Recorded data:
^^^^^^^^^^^^^^^^

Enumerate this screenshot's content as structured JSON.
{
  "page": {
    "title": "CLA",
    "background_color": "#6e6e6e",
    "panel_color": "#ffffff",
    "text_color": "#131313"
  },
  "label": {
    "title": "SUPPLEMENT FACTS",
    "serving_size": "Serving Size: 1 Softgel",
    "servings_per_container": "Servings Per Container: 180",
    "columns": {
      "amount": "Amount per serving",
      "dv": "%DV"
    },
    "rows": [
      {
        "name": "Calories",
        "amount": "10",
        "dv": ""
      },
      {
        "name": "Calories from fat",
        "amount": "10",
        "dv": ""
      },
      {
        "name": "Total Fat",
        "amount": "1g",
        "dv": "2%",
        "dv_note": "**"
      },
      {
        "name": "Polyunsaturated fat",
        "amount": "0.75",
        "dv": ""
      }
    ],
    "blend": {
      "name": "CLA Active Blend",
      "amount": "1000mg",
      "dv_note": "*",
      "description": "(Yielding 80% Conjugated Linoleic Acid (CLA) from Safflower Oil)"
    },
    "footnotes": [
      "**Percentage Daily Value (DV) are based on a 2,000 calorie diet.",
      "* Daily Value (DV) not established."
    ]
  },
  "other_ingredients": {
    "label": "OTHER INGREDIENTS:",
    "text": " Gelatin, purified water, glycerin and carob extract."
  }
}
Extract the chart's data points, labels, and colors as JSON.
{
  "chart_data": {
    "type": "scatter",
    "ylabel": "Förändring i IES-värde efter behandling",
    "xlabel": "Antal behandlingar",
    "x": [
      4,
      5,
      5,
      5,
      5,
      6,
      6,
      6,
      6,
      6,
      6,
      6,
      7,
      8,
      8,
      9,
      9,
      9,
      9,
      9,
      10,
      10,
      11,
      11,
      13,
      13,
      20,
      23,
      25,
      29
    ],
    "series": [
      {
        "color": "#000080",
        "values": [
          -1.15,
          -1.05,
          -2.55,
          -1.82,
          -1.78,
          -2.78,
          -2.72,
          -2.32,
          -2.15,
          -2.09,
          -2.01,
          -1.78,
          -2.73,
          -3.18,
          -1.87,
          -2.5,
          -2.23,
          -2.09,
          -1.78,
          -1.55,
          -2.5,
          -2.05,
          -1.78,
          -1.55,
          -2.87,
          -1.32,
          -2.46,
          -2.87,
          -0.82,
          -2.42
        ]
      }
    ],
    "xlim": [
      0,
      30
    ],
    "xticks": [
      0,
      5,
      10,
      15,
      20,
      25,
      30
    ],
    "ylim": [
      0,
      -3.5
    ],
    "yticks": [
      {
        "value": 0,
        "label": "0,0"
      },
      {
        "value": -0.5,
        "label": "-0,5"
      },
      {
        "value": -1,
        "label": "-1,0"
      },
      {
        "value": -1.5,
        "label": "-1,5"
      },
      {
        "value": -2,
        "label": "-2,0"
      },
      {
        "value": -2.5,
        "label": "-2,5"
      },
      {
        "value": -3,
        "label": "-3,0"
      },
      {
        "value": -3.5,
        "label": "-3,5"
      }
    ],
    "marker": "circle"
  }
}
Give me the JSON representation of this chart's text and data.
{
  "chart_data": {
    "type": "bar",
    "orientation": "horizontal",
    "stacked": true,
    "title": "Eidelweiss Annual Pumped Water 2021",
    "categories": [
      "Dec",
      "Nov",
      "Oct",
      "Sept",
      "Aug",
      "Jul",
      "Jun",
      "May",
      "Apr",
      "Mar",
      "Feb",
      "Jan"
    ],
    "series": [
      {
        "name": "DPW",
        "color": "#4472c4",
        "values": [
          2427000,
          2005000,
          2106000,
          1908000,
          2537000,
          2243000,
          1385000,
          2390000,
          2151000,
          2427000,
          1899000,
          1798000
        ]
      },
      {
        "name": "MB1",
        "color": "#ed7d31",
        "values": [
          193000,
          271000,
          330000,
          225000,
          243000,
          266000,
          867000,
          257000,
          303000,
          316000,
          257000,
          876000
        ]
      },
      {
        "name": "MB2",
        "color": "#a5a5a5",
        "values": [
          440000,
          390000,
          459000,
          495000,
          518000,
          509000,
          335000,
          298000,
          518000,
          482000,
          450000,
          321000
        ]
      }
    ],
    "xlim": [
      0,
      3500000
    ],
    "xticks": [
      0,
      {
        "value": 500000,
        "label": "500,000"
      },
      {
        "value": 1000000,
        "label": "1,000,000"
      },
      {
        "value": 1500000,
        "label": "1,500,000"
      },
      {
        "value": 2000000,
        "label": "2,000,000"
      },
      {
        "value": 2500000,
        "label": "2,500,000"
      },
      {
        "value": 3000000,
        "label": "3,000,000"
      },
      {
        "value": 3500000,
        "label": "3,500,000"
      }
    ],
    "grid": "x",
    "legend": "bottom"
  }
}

^^^^^^^^^^^^^^^^

Gather each line of the listing that holds the string "name".

        "name": "Calories",
        "name": "Calories from fat",
        "name": "Total Fat",
        "name": "Polyunsaturated fat",
      "name": "CLA Active Blend",
        "name": "DPW",
        "name": "MB1",
        "name": "MB2",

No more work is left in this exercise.